Python User Guide¶
1. Install¶
We recommend using conda to prepare the Python environment as follows:
conda create -n zoo python=3.7 # "zoo" is conda environment name, you can use any name you like. conda activate zoo
You need to install JDK in the environment, and properly set the environment variable
JAVA_HOME
. JDK8 is highly recommended.You may take the following commands as a reference for installing OpenJDK:
# For Ubuntu sudo apt-get install openjdk-8-jre export JAVA_HOME=/usr/lib/jvm/java-8-openjdk-amd64/ # For CentOS su -c "yum install java-1.8.0-openjdk" export JAVA_HOME=/usr/lib/jvm/java-1.8.0-openjdk-1.8.0.282.b08-1.el7_9.x86_64/jre export PATH=$PATH:$JAVA_HOME/bin java -version # Verify the version of JDK.

- [GIVEN EXERCISE A]
Using the Python user guide, answer the following:
(i) Which Python version does the conda command create the environment with?
(ii) Which JDK version is highly recommended?
(iii) Which command checks the installed JDK version?

- [RECORDS]

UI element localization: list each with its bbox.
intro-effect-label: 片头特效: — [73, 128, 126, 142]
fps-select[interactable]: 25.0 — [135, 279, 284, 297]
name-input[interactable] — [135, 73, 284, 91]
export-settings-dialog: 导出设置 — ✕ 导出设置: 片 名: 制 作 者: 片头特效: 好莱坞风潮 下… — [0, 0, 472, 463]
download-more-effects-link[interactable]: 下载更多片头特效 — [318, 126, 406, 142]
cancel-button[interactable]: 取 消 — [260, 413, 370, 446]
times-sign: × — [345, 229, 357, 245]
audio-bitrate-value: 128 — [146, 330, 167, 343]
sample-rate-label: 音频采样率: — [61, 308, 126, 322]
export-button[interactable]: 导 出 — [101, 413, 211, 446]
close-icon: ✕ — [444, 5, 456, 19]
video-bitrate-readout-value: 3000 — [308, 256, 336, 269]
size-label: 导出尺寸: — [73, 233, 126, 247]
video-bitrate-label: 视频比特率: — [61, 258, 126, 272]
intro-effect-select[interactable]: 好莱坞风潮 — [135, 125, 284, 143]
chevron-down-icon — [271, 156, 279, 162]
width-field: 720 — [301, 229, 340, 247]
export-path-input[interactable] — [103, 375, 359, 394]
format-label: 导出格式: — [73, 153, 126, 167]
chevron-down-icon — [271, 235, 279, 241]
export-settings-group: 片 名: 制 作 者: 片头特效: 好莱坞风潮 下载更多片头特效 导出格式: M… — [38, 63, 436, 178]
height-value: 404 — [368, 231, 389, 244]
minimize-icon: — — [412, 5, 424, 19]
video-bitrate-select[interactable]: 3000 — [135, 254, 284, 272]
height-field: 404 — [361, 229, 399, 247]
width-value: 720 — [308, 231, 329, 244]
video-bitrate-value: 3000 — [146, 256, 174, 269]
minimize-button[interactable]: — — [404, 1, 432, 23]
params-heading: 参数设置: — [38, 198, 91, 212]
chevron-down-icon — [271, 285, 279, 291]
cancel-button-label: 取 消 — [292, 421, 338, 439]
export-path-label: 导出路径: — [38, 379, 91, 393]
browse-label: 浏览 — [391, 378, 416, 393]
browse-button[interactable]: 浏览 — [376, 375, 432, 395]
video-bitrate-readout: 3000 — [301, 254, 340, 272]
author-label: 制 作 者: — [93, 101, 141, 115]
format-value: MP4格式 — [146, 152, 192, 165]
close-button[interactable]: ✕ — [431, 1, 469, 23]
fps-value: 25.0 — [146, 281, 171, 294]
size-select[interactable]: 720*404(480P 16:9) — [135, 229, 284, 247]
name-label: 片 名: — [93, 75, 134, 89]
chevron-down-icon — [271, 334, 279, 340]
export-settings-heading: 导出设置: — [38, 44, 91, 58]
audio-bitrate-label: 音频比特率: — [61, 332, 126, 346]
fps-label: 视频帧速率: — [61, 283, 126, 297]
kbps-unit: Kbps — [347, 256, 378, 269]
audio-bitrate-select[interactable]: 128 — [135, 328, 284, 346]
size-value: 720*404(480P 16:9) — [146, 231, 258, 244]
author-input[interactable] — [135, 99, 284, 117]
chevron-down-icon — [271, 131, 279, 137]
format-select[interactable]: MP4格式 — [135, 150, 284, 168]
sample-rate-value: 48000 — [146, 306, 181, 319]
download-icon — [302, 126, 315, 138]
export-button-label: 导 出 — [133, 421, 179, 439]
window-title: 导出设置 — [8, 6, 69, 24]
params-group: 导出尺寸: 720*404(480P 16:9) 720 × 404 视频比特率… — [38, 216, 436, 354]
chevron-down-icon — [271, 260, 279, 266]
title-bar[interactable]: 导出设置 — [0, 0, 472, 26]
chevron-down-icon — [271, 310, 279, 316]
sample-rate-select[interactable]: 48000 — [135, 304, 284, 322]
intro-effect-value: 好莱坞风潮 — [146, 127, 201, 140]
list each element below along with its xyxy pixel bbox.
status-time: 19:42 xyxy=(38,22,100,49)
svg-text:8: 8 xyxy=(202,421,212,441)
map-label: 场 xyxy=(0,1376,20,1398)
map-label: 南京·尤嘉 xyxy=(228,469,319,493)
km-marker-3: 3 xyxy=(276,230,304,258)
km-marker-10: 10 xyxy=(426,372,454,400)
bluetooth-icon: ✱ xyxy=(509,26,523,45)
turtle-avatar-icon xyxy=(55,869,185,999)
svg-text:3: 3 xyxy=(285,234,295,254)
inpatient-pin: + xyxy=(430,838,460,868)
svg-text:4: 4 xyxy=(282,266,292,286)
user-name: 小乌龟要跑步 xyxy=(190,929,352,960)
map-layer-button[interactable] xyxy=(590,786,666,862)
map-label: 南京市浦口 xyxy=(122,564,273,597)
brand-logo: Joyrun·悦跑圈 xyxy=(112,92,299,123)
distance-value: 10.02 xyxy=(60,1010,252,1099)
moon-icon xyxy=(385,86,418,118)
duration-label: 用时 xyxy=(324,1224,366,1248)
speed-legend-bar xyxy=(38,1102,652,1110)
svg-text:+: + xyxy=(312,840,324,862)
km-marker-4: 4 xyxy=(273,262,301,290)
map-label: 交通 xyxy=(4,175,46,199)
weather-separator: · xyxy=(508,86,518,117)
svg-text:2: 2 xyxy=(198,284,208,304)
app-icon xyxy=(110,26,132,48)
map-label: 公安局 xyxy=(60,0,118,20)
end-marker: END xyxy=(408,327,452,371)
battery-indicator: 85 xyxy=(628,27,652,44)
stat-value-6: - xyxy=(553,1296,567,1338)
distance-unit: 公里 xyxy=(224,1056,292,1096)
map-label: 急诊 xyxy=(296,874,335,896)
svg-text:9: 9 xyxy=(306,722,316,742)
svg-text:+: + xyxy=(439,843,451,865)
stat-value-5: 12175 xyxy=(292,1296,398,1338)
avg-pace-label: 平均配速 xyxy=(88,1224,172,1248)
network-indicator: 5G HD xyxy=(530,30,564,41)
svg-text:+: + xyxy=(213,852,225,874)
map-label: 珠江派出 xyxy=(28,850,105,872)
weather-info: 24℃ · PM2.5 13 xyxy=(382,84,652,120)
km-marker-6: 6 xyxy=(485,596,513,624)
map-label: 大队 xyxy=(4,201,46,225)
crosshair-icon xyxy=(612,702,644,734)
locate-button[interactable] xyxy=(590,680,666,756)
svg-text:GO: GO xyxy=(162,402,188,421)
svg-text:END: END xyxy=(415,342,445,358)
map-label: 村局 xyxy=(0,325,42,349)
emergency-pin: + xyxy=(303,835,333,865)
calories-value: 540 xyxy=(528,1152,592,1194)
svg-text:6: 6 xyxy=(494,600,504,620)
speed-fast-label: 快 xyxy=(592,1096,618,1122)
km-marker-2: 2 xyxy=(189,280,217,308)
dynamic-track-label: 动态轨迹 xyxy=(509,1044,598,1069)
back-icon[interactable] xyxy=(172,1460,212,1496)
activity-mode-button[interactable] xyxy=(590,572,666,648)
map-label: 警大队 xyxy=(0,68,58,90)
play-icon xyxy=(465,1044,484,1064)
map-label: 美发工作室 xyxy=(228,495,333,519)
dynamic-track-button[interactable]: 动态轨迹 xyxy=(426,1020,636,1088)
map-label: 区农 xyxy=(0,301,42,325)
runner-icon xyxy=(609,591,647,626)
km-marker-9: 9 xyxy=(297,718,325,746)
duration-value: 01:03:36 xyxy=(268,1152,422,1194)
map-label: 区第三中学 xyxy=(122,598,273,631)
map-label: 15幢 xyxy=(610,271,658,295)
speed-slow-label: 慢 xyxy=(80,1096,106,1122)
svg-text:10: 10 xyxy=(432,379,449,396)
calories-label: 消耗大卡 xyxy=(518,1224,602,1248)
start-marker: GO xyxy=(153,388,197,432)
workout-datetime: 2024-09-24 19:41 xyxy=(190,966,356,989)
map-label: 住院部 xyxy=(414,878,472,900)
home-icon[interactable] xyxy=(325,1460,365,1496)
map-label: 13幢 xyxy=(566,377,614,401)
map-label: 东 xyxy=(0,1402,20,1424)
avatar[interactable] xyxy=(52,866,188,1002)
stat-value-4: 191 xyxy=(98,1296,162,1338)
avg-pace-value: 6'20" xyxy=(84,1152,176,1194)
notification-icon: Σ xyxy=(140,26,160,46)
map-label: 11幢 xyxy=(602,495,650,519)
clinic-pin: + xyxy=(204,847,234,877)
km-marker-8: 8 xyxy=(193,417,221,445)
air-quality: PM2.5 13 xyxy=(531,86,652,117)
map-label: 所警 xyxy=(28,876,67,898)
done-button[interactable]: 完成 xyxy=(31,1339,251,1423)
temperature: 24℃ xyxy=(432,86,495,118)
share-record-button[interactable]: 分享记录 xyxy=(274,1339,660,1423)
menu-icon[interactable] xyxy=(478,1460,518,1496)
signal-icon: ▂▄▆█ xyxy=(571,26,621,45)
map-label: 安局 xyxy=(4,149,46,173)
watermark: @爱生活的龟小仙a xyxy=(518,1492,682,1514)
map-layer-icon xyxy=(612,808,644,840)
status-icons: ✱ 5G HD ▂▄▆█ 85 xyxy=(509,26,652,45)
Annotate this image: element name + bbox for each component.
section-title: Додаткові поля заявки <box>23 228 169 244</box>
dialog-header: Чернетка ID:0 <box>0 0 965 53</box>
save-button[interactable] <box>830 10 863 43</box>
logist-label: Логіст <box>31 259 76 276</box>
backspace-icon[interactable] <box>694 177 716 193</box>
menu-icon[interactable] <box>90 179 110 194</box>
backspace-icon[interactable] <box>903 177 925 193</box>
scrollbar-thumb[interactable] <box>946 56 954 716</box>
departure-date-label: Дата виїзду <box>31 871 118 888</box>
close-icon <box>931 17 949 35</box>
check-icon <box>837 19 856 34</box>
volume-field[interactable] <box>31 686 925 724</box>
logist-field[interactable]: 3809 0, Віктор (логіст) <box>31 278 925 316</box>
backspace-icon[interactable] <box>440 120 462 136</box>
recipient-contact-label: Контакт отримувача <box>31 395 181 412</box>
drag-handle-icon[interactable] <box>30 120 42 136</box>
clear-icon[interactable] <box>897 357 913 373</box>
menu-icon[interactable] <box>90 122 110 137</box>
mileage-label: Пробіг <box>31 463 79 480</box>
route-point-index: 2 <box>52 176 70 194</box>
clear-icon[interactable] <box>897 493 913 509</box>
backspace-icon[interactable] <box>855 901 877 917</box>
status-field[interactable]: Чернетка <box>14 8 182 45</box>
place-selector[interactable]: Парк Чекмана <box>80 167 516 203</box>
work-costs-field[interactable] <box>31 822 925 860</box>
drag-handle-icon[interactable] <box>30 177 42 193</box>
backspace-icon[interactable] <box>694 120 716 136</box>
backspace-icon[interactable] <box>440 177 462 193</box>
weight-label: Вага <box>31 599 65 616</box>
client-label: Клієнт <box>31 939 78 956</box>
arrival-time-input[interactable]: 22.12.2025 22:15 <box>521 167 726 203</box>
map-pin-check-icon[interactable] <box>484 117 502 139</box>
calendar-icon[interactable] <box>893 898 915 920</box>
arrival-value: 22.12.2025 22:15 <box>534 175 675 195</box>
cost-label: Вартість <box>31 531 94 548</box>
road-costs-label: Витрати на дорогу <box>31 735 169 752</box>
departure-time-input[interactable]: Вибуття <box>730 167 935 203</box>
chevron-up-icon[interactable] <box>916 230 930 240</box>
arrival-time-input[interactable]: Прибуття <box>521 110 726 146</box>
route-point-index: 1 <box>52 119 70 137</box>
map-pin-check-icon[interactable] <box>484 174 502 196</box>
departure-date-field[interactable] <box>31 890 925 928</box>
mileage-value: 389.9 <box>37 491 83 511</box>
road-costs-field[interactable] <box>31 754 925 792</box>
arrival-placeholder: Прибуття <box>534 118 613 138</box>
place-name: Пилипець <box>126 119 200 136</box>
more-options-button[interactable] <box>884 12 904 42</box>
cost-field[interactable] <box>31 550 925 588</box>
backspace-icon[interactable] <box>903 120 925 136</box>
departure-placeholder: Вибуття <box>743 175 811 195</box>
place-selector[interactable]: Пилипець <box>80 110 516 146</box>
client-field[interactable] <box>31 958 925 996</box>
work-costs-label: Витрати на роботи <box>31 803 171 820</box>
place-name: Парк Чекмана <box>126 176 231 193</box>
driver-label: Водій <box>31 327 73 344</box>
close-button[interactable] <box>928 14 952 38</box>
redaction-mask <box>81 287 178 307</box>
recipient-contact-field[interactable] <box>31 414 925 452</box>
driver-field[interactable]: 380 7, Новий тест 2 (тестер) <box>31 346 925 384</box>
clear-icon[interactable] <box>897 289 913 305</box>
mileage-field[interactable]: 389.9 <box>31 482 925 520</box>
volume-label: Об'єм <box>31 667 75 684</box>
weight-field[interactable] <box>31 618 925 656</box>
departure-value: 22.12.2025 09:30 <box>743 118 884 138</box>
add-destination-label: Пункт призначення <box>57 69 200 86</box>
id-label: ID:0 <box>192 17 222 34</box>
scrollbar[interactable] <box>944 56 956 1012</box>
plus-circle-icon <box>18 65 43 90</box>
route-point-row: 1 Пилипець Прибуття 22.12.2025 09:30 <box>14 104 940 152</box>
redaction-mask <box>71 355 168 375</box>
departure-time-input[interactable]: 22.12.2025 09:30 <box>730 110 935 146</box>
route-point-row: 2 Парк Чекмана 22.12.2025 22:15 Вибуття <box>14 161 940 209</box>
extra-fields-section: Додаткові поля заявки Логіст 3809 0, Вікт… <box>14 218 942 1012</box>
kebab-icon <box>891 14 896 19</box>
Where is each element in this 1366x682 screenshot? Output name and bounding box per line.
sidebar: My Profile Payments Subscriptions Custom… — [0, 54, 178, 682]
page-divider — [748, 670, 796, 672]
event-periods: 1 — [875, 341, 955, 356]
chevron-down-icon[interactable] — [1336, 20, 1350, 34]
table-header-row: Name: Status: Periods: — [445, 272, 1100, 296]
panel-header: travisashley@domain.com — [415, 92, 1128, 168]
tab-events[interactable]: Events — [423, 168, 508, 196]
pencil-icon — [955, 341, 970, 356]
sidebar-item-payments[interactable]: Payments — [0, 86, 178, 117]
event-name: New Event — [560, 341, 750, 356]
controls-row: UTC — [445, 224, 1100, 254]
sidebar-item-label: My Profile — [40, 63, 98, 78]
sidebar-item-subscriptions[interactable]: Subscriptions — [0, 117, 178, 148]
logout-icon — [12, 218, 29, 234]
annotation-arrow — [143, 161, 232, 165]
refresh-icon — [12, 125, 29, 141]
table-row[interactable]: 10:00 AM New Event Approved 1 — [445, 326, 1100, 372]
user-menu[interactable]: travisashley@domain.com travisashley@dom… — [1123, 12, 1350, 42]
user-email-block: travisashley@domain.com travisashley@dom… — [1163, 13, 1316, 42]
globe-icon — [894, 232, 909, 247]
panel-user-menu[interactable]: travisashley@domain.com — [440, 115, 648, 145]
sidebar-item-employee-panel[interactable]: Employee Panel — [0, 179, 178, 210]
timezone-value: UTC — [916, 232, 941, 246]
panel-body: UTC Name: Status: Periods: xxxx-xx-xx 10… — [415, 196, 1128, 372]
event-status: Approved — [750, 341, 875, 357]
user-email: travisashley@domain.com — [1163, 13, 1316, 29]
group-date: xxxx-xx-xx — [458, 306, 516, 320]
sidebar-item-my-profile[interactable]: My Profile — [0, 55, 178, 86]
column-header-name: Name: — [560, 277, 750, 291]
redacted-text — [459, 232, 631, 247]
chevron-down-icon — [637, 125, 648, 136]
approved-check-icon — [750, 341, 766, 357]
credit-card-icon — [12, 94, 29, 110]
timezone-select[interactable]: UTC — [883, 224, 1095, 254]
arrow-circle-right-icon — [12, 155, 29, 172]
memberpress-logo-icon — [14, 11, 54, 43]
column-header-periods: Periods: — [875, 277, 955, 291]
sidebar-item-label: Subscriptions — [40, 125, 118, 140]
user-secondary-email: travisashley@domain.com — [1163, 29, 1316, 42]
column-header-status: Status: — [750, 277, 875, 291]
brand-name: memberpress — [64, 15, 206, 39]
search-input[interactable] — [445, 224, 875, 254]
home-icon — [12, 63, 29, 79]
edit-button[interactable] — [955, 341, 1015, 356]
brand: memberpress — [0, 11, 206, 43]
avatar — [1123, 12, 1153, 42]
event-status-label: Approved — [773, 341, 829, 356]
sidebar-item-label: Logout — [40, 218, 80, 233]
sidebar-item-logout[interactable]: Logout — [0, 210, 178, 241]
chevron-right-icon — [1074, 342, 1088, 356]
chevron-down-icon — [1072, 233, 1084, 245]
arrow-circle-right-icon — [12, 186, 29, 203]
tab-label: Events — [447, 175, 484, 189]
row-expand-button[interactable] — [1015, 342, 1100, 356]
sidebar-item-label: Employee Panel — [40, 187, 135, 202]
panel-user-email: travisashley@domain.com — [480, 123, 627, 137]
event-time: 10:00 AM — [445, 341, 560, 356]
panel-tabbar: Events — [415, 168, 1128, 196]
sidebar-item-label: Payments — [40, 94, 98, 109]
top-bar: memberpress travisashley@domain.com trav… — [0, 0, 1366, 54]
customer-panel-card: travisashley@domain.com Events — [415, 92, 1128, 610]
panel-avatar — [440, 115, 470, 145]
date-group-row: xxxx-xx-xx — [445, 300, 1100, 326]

- [GIVEN EXERCISE B] Copy the records word for word, starting at their first line and ending at the line that contains "chevron-down-icon — [271, 156, 279, 162]", with both of those lines included.

- [CORRECT RESPONSE A]
(i) Python 3.7
(ii) JDK8
(iii) java -version

- [CORRECT RESPONSE B]
UI element localization: list each with its bbox.
intro-effect-label: 片头特效: — [73, 128, 126, 142]
fps-select[interactable]: 25.0 — [135, 279, 284, 297]
name-input[interactable] — [135, 73, 284, 91]
export-settings-dialog: 导出设置 — ✕ 导出设置: 片 名: 制 作 者: 片头特效: 好莱坞风潮 下… — [0, 0, 472, 463]
download-more-effects-link[interactable]: 下载更多片头特效 — [318, 126, 406, 142]
cancel-button[interactable]: 取 消 — [260, 413, 370, 446]
times-sign: × — [345, 229, 357, 245]
audio-bitrate-value: 128 — [146, 330, 167, 343]
sample-rate-label: 音频采样率: — [61, 308, 126, 322]
export-button[interactable]: 导 出 — [101, 413, 211, 446]
close-icon: ✕ — [444, 5, 456, 19]
video-bitrate-readout-value: 3000 — [308, 256, 336, 269]
size-label: 导出尺寸: — [73, 233, 126, 247]
video-bitrate-label: 视频比特率: — [61, 258, 126, 272]
intro-effect-select[interactable]: 好莱坞风潮 — [135, 125, 284, 143]
chevron-down-icon — [271, 156, 279, 162]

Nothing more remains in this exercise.